— DIRECTIONS —
Find the string "sitios" in the records. Copy every line it appears in.

+++

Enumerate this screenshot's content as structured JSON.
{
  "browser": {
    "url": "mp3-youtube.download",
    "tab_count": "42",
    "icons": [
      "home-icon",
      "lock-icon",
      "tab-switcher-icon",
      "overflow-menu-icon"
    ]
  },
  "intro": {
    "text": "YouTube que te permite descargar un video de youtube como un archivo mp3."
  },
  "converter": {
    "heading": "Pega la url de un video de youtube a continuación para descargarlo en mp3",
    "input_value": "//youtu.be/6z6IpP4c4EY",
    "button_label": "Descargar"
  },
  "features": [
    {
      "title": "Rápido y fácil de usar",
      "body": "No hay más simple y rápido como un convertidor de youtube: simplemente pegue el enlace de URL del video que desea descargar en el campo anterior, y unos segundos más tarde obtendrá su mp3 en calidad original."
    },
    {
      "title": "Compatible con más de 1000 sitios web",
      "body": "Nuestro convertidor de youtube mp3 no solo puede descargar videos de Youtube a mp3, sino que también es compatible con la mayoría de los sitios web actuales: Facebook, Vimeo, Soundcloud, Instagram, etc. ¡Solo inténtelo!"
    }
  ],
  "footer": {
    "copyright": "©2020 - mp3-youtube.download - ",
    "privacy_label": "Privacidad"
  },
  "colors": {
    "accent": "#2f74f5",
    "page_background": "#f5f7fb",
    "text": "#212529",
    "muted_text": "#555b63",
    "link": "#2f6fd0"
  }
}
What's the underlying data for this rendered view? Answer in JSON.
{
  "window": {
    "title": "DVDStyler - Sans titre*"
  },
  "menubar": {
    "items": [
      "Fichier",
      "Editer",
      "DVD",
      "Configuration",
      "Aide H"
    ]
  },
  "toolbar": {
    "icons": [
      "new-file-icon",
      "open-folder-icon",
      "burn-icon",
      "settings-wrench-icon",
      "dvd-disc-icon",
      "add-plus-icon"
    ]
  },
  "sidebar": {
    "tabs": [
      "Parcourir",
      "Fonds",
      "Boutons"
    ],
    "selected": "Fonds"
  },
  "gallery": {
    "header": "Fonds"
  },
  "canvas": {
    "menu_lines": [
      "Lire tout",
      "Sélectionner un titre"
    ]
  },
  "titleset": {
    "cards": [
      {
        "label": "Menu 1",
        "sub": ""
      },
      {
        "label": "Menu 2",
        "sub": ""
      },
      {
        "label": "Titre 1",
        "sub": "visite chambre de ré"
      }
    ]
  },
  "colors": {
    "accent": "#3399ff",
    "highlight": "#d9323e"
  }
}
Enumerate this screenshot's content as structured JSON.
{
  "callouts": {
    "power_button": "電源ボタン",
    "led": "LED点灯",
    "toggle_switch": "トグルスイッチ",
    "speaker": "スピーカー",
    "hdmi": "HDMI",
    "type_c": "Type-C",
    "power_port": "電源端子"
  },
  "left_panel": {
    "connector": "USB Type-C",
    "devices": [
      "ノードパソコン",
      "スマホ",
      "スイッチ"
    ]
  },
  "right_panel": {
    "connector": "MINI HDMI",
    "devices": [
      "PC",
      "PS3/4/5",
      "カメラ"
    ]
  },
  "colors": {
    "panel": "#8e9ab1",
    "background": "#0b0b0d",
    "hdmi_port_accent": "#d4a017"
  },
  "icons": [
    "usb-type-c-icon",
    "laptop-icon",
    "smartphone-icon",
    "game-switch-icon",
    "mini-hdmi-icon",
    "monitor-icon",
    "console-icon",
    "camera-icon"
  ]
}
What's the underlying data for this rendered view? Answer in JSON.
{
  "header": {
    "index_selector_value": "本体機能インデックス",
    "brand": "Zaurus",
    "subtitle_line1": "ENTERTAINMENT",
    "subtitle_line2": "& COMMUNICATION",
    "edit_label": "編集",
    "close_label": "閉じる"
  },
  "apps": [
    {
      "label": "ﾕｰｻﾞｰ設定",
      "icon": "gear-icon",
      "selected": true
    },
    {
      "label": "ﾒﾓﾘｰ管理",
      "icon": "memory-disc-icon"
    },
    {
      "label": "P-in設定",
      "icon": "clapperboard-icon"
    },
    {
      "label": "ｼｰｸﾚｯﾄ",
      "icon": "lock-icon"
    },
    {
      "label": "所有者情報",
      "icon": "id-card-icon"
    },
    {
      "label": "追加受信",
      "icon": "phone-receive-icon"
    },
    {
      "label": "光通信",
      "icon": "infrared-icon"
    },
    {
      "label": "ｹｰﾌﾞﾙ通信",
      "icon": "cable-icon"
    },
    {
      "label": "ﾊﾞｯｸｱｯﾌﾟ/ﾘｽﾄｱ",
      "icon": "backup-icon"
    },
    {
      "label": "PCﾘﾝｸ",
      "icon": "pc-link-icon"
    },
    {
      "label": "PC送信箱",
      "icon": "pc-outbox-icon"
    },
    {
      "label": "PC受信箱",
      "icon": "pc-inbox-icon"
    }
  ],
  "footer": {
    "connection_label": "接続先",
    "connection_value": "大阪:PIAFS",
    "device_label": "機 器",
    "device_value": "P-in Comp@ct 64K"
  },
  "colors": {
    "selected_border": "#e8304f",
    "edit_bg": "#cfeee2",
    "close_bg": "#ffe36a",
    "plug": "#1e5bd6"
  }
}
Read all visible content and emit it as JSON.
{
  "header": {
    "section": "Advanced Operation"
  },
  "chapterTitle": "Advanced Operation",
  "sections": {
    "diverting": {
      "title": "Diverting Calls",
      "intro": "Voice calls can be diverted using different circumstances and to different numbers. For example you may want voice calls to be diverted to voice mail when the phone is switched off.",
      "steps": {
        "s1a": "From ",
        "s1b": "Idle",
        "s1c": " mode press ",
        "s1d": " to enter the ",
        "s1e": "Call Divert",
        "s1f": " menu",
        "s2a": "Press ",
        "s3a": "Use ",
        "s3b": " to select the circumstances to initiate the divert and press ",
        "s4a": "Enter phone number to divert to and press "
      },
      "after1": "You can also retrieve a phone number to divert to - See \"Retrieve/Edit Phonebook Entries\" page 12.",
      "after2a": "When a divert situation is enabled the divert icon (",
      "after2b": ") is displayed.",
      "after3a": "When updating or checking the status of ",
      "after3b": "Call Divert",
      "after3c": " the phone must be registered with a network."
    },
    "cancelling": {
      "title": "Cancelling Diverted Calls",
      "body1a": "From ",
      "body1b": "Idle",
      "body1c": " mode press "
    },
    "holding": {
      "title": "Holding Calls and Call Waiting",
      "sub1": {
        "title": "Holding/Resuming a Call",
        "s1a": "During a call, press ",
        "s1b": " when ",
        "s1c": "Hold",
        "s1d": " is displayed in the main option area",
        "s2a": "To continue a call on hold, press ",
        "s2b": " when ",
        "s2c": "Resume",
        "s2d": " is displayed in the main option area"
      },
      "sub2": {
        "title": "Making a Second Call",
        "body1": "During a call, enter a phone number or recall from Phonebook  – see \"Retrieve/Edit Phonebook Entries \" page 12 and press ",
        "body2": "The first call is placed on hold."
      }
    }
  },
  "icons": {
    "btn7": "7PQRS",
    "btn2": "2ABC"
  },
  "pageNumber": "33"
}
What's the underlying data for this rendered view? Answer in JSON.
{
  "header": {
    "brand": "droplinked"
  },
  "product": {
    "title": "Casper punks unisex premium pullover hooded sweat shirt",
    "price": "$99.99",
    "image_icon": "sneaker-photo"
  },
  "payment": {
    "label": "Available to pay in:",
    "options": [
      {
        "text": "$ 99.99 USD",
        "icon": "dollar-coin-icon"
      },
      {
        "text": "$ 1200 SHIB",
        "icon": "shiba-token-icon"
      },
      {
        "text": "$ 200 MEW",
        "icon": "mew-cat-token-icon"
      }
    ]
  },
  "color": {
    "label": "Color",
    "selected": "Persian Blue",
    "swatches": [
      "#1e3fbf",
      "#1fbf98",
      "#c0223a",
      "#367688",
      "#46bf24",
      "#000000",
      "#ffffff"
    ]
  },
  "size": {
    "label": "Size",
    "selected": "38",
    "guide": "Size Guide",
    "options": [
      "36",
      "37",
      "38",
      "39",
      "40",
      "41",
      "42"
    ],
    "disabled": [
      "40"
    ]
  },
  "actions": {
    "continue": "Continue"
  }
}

+++

— OUTPUT BELOW —
      "title": "Compatible con más de 1000 sitios web",
      "body": "Nuestro convertidor de youtube mp3 no solo puede descargar videos de Youtube a mp3, sino que también es compatible con la mayoría de los sitios web actuales: Facebook, Vimeo, Soundcloud, Instagram, etc. ¡Solo inténtelo!"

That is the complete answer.